(Lines of data)
— START —

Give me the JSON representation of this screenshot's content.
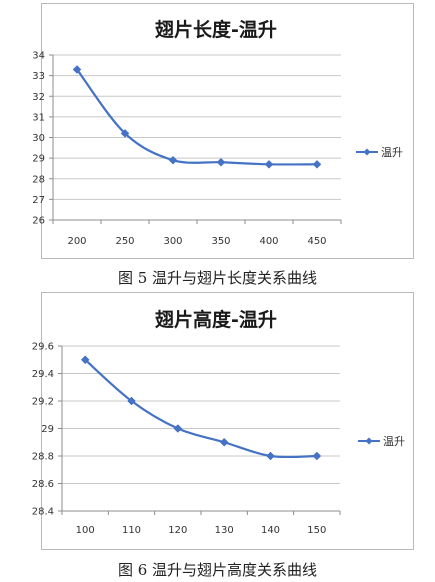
{
  "charts": [
    {
      "caption": "图 5 温升与翅片长度关系曲线",
      "color": "#4472C4",
      "chart_data": {
        "type": "line",
        "title": "翅片长度-温升",
        "xlabel": "",
        "ylabel": "",
        "x": [
          200,
          250,
          300,
          350,
          400,
          450
        ],
        "xticks": [
          "200",
          "250",
          "300",
          "350",
          "400",
          "450"
        ],
        "ylim": [
          26,
          34
        ],
        "yticks": [
          "26",
          "27",
          "28",
          "29",
          "30",
          "31",
          "32",
          "33",
          "34"
        ],
        "grid": true,
        "legend_position": "right",
        "series": [
          {
            "name": "温升",
            "values": [
              33.3,
              30.2,
              28.9,
              28.8,
              28.7,
              28.7
            ]
          }
        ]
      }
    },
    {
      "caption": "图 6  温升与翅片高度关系曲线",
      "color": "#4472C4",
      "chart_data": {
        "type": "line",
        "title": "翅片高度-温升",
        "xlabel": "",
        "ylabel": "",
        "x": [
          100,
          110,
          120,
          130,
          140,
          150
        ],
        "xticks": [
          "100",
          "110",
          "120",
          "130",
          "140",
          "150"
        ],
        "ylim": [
          28.4,
          29.6
        ],
        "yticks": [
          "28.4",
          "28.6",
          "28.8",
          "29",
          "29.2",
          "29.4",
          "29.6"
        ],
        "grid": true,
        "legend_position": "right",
        "series": [
          {
            "name": "温升",
            "values": [
              29.5,
              29.2,
              29.0,
              28.9,
              28.8,
              28.8
            ]
          }
        ]
      }
    }
  ]
}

— END —

**OBJECTIVE**
Pictures are excluded; output everything else in the data verbatim.

**TASK ANSWER**
Give me the JSON representation of this screenshot's content.
{
  "charts": [
    {
      "caption": "图 5 温升与翅片长度关系曲线",
      "color": "#4472C4",
      "chart_data": {
        "type": "line",
        "title": "翅片长度-温升",
        "xlabel": "",
        "ylabel": "",
        "x": [
          200,
          250,
          300,
          350,
          400,
          450
        ],
        "xticks": [
          "200",
          "250",
          "300",
          "350",
          "400",
          "450"
        ],
        "ylim": [
          26,
          34
        ],
        "yticks": [
          "26",
          "27",
          "28",
          "29",
          "30",
          "31",
          "32",
          "33",
          "34"
        ],
        "grid": true,
        "legend_position": "right",
        "series": [
          {
            "name": "温升",
            "values": [
              33.3,
              30.2,
              28.9,
              28.8,
              28.7,
              28.7
            ]
          }
        ]
      }
    },
    {
      "caption": "图 6  温升与翅片高度关系曲线",
      "color": "#4472C4",
      "chart_data": {
        "type": "line",
        "title": "翅片高度-温升",
        "xlabel": "",
        "ylabel": "",
        "x": [
          100,
          110,
          120,
          130,
          140,
          150
        ],
        "xticks": [
          "100",
          "110",
          "120",
          "130",
          "140",
          "150"
        ],
        "ylim": [
          28.4,
          29.6
        ],
        "yticks": [
          "28.4",
          "28.6",
          "28.8",
          "29",
          "29.2",
          "29.4",
          "29.6"
        ],
        "grid": true,
        "legend_position": "right",
        "series": [
          {
            "name": "温升",
            "values": [
              29.5,
              29.2,
              29.0,
              28.9,
              28.8,
              28.8
            ]
          }
        ]
      }
    }
  ]
}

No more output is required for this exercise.